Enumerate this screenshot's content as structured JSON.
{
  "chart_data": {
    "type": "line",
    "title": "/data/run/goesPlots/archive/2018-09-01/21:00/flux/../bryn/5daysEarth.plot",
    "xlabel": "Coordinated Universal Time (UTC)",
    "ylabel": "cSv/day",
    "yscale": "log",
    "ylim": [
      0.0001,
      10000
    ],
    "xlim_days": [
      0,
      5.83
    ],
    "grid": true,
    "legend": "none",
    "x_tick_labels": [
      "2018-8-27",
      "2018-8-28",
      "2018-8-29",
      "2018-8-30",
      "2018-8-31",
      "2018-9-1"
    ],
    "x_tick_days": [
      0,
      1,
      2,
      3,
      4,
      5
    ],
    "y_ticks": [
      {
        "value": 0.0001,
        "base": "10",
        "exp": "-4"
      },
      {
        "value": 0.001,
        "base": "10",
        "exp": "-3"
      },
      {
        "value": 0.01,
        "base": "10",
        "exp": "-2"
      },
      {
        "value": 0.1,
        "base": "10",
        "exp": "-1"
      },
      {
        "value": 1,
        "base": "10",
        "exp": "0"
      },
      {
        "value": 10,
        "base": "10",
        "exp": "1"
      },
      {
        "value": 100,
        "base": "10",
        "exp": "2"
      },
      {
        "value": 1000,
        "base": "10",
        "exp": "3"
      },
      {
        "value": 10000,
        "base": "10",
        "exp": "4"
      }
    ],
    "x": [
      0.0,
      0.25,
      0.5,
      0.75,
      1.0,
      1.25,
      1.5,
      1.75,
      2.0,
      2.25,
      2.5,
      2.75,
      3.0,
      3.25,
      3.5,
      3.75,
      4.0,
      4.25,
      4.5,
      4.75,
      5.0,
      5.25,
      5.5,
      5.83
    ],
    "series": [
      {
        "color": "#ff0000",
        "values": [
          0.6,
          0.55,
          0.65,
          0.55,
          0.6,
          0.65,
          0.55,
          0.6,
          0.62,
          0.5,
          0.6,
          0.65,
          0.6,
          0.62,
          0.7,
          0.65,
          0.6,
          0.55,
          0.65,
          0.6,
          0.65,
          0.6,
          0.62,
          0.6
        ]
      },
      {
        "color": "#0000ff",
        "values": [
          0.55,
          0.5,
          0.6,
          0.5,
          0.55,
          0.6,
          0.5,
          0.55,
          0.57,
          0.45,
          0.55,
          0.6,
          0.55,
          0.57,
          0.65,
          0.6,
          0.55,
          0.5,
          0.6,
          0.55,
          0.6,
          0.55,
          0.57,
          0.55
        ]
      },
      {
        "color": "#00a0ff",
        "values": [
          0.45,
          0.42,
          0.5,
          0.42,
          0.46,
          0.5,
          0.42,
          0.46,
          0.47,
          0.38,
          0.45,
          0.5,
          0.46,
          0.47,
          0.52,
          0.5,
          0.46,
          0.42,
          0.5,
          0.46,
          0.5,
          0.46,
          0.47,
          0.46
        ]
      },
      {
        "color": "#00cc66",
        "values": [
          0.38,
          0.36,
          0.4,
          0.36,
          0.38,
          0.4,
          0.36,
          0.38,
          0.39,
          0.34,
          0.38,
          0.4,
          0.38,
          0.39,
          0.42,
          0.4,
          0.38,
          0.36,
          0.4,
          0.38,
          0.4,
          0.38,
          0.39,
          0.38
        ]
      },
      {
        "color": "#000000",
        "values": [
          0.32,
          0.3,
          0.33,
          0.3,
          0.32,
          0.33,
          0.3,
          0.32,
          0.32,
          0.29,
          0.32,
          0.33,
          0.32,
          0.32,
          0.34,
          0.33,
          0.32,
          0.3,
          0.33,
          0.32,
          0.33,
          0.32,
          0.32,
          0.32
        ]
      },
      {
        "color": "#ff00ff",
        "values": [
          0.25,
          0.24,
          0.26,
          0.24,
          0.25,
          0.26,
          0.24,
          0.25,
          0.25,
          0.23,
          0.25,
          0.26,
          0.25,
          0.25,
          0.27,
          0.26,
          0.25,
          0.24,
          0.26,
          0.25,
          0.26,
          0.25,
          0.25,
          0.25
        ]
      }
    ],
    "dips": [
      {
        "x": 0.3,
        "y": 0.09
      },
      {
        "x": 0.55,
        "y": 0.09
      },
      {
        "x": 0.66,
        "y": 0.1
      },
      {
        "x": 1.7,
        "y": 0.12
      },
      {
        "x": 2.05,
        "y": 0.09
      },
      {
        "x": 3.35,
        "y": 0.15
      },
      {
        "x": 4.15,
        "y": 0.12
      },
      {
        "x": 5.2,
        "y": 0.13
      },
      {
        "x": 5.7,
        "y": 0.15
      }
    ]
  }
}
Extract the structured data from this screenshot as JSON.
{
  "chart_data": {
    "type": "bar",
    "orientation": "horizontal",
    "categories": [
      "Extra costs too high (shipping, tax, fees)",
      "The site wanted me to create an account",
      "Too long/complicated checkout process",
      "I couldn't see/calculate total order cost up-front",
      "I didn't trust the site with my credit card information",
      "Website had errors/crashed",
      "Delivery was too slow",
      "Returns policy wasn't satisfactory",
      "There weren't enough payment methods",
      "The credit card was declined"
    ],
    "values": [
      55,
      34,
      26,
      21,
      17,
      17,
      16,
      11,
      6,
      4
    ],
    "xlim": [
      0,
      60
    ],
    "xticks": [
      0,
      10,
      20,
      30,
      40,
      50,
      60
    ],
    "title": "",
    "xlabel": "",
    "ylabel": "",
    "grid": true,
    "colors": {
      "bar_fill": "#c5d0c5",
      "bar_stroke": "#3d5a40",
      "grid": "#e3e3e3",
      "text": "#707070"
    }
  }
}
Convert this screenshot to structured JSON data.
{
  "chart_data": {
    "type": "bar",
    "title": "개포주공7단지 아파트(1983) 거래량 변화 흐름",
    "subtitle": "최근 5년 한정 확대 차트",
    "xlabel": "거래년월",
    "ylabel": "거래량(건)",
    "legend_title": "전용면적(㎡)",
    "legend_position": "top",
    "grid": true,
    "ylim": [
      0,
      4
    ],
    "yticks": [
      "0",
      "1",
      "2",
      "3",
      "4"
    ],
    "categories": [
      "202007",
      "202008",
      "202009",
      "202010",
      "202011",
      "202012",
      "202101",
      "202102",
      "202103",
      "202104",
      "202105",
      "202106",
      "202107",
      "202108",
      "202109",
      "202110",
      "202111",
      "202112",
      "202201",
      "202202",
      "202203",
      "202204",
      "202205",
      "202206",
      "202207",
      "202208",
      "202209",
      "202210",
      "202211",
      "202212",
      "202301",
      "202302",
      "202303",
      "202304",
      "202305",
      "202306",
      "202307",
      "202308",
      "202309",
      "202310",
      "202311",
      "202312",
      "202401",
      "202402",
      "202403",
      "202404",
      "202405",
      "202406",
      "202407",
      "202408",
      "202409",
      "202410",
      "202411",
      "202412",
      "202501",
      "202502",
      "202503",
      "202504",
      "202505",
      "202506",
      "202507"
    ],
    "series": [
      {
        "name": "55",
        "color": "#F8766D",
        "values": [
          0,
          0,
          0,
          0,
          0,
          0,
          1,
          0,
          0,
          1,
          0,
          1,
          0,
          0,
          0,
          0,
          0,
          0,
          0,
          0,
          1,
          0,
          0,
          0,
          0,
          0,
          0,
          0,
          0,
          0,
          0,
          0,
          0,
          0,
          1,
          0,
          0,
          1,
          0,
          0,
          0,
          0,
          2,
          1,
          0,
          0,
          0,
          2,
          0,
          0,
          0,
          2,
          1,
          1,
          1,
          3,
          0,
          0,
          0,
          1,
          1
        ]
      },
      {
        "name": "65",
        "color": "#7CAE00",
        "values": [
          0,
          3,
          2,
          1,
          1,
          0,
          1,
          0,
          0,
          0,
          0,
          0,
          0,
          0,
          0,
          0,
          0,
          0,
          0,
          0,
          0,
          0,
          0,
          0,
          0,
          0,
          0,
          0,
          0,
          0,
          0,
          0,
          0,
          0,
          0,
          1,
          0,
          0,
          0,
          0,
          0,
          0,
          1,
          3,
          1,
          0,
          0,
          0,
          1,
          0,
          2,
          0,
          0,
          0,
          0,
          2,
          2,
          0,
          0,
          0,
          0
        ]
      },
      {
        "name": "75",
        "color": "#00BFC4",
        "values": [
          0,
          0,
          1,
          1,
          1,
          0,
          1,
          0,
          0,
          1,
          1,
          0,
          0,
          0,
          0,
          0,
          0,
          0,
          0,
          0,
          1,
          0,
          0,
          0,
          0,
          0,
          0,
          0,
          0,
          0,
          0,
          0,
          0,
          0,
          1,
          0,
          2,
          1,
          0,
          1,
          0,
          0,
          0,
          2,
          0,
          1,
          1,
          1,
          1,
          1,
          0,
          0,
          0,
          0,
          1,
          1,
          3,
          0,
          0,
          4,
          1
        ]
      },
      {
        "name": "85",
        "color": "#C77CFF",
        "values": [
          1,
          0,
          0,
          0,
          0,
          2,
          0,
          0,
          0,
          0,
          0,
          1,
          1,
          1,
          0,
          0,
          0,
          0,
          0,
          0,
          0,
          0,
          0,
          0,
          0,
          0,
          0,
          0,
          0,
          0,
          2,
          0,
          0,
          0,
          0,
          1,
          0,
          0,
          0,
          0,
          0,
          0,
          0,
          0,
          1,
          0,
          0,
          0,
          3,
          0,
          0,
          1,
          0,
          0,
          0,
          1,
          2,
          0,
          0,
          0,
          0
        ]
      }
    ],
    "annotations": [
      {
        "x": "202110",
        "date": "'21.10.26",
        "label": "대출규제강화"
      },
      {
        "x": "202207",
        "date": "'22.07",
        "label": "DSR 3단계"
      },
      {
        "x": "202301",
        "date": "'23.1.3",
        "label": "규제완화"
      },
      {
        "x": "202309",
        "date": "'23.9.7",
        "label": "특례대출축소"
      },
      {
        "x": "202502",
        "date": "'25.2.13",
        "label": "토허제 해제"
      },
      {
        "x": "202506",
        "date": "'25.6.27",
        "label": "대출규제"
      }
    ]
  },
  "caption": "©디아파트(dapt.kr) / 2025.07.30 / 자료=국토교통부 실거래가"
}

##############################

Goal of the exercise: Which lines contain "credit"? Copy each of them out.

Exercise output:
      "I didn't trust the site with my credit card information",
      "The credit card was declined"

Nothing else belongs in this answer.